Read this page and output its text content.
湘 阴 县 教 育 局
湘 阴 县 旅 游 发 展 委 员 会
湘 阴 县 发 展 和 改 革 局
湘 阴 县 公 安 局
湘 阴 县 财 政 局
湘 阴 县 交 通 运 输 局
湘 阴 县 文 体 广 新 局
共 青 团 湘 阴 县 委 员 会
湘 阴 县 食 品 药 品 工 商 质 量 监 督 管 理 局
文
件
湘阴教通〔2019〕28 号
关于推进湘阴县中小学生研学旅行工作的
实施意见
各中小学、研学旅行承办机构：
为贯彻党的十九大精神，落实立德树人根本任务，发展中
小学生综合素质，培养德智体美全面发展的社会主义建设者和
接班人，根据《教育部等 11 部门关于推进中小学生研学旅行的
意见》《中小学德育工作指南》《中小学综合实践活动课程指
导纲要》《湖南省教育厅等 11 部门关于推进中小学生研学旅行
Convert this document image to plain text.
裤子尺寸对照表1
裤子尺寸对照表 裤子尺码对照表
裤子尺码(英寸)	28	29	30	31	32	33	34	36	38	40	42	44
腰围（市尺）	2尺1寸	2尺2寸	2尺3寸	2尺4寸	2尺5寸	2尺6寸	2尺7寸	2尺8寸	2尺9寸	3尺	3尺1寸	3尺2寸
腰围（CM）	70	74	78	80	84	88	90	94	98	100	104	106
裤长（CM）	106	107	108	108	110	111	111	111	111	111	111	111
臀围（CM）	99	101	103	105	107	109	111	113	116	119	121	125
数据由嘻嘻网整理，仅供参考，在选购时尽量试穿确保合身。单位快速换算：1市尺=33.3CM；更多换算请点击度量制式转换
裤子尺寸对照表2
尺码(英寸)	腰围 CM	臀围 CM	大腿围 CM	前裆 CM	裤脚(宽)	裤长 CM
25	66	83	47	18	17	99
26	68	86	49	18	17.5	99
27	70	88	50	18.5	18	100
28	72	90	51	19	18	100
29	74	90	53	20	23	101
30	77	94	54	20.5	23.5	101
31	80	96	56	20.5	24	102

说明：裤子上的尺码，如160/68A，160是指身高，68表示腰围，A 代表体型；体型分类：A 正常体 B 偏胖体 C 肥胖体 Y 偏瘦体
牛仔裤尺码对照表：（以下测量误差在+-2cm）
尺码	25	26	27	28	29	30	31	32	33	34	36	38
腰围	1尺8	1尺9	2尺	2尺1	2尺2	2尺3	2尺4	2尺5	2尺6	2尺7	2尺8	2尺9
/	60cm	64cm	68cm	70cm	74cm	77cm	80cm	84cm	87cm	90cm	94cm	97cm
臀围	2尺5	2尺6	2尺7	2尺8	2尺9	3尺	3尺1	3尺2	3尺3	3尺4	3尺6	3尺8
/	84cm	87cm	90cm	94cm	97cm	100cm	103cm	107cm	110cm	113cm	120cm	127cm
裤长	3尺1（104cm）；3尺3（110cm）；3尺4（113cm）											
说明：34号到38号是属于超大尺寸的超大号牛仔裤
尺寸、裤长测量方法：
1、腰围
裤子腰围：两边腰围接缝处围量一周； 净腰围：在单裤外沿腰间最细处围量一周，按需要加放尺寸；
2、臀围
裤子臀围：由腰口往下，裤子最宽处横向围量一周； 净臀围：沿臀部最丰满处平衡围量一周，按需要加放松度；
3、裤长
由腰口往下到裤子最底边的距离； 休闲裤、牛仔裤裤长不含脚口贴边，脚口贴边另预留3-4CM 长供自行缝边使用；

- **Required task**: In the listing, how many lines hold "text"? Answer with a bare number.

- **Solved problem**: 2